[Task to carry out] Set down each record below precisely, skipping the pictures.

[Exercise material]

╔══

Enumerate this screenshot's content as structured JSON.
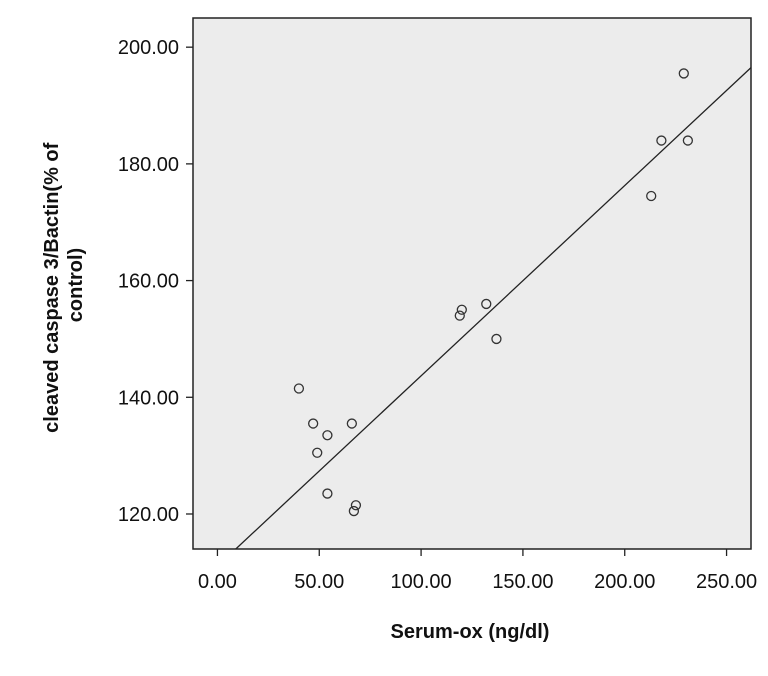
{
  "chart_data": {
    "type": "scatter",
    "xlabel": "Serum-ox (ng/dl)",
    "ylabel_lines": [
      "cleaved caspase 3/Bactin(% of",
      "control)"
    ],
    "xlim": [
      -12,
      262
    ],
    "ylim": [
      114,
      205
    ],
    "x_ticks": [
      0,
      50,
      100,
      150,
      200,
      250
    ],
    "x_tick_labels": [
      "0.00",
      "50.00",
      "100.00",
      "150.00",
      "200.00",
      "250.00"
    ],
    "y_ticks": [
      120,
      140,
      160,
      180,
      200
    ],
    "y_tick_labels": [
      "120.00",
      "140.00",
      "160.00",
      "180.00",
      "200.00"
    ],
    "grid": false,
    "background": "#ececec",
    "marker_color": "#333333",
    "points": [
      {
        "x": 40,
        "y": 141.5
      },
      {
        "x": 47,
        "y": 135.5
      },
      {
        "x": 49,
        "y": 130.5
      },
      {
        "x": 54,
        "y": 133.5
      },
      {
        "x": 54,
        "y": 123.5
      },
      {
        "x": 66,
        "y": 135.5
      },
      {
        "x": 67,
        "y": 120.5
      },
      {
        "x": 68,
        "y": 121.5
      },
      {
        "x": 119,
        "y": 154
      },
      {
        "x": 120,
        "y": 155
      },
      {
        "x": 132,
        "y": 156
      },
      {
        "x": 137,
        "y": 150
      },
      {
        "x": 213,
        "y": 174.5
      },
      {
        "x": 218,
        "y": 184
      },
      {
        "x": 229,
        "y": 195.5
      },
      {
        "x": 231,
        "y": 184
      }
    ],
    "fit_line": {
      "x": [
        9,
        262
      ],
      "y": [
        114,
        196.5
      ]
    }
  }
}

╚══

[Correct output]
Enumerate this screenshot's content as structured JSON.
{
  "chart_data": {
    "type": "scatter",
    "xlabel": "Serum-ox (ng/dl)",
    "ylabel_lines": [
      "cleaved caspase 3/Bactin(% of",
      "control)"
    ],
    "xlim": [
      -12,
      262
    ],
    "ylim": [
      114,
      205
    ],
    "x_ticks": [
      0,
      50,
      100,
      150,
      200,
      250
    ],
    "x_tick_labels": [
      "0.00",
      "50.00",
      "100.00",
      "150.00",
      "200.00",
      "250.00"
    ],
    "y_ticks": [
      120,
      140,
      160,
      180,
      200
    ],
    "y_tick_labels": [
      "120.00",
      "140.00",
      "160.00",
      "180.00",
      "200.00"
    ],
    "grid": false,
    "background": "#ececec",
    "marker_color": "#333333",
    "points": [
      {
        "x": 40,
        "y": 141.5
      },
      {
        "x": 47,
        "y": 135.5
      },
      {
        "x": 49,
        "y": 130.5
      },
      {
        "x": 54,
        "y": 133.5
      },
      {
        "x": 54,
        "y": 123.5
      },
      {
        "x": 66,
        "y": 135.5
      },
      {
        "x": 67,
        "y": 120.5
      },
      {
        "x": 68,
        "y": 121.5
      },
      {
        "x": 119,
        "y": 154
      },
      {
        "x": 120,
        "y": 155
      },
      {
        "x": 132,
        "y": 156
      },
      {
        "x": 137,
        "y": 150
      },
      {
        "x": 213,
        "y": 174.5
      },
      {
        "x": 218,
        "y": 184
      },
      {
        "x": 229,
        "y": 195.5
      },
      {
        "x": 231,
        "y": 184
      }
    ],
    "fit_line": {
      "x": [
        9,
        262
      ],
      "y": [
        114,
        196.5
      ]
    }
  }
}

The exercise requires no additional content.